DOCUMENT SECTION:

1

I'm currently working on a logistic regression model and I wanted to pinpoint the VIF for every predictor inside the model. I've found that packages 'car' and 'HH' have the same vif function, so I proceeded computing it using one of the two functions above.

The glm call follows:

logitA1 <- glm(formula = Successful ~ CodeSnippet + I(Weekday=='Weekend') + 
           I(GMTHour=='Afternoon') + I(GMTHour=='Evening') + 
           I(GMTHour=='Night') + I(BodyLength=='Medium') + 
           I(BodyLength =='Long') + I(TitleLength=='Medium') + 
           I(TitleLength=='Long')+ SentimentPositiveScore + 
           SentimentNegativeScore + NTag + AvgUpperCharsPPost + URL + 
           IsTheSameTopicBTitle + I(UserReputation=='Low') + 
           I(UserReputation=='Established') + I(UserReputation=='Trusted'), 
           data=dsA1, family=binomial())

As far as I know, VIF is computed on every single predictor, and not on every single value of every single predictor, but the results of the vif call are:

CodeSnippet = 1.013995, I(Weekday == "Weekend") = 1.005570, 
I(GMTHour == "Afternoon") = 1.439526, I(GMTHour == "Evening") = 1.374073, 
I(GMTHour == "Night") = 1.322700, I(BodyLength == "Medium") = 1.082132,
I(BodyLength == "Long") = 1.072741, I(TitleLength == "Medium") = 3.534710, 
I(TitleLength == "Long") = 3.547255, SentimentPositiveScore = 1.056977,
SentimentNegativeScore = 1.036823, NTag = 1.015646, AvgUpperCharsPPost = 1.011055, 
URL = 1.014852, I(UserReputation == "Low") = 1.450856, 
I(UserReputation == "Established") = 1.447942, I(UserReputation == "Trusted") = 1.021978

As you can see, the VIF is calculated on every single value of the predictor for categorical variables on which I've used the wrapping function I(), and VIF values are the same on the values of a single predictor, so I assume real VIF is not far from those values for every single predictor. I would like to know, though, why I got those results? And how can I be sure of the real VIF value for a predictor with multiple values, like BodyLength or TitleLength or UserReputation?

COLLECTED DATA:
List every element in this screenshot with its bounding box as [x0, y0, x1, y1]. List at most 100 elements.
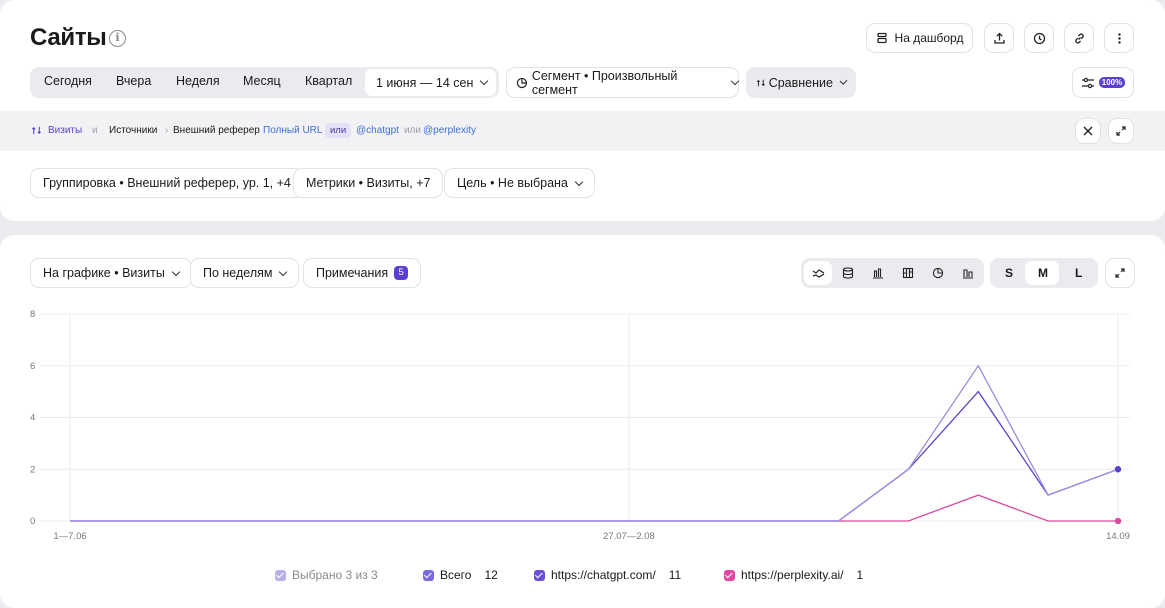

REQUIREMENTS:
1. From the post about VIF in a logistic regression, copy the passage between "I'm currently working" and "data=dsA1, family=binomial())", inclusive.
2. According to the VIF post, which two packages have the same vif function?

RESULTS IN ORDER:
1.
I'm currently working on a logistic regression model and I wanted to pinpoint the VIF for every predictor inside the model. I've found that packages 'car' and 'HH' have the same vif function, so I proceeded computing it using one of the two functions above.

The glm call follows:

logitA1 <- glm(formula = Successful ~ CodeSnippet + I(Weekday=='Weekend') + 
           I(GMTHour=='Afternoon') + I(GMTHour=='Evening') + 
           I(GMTHour=='Night') + I(BodyLength=='Medium') + 
           I(BodyLength =='Long') + I(TitleLength=='Medium') + 
           I(TitleLength=='Long')+ SentimentPositiveScore + 
           SentimentNegativeScore + NTag + AvgUpperCharsPPost + URL + 
           IsTheSameTopicBTitle + I(UserReputation=='Low') + 
           I(UserReputation=='Established') + I(UserReputation=='Trusted'), 
           data=dsA1, family=binomial())

2. 'car' and 'HH'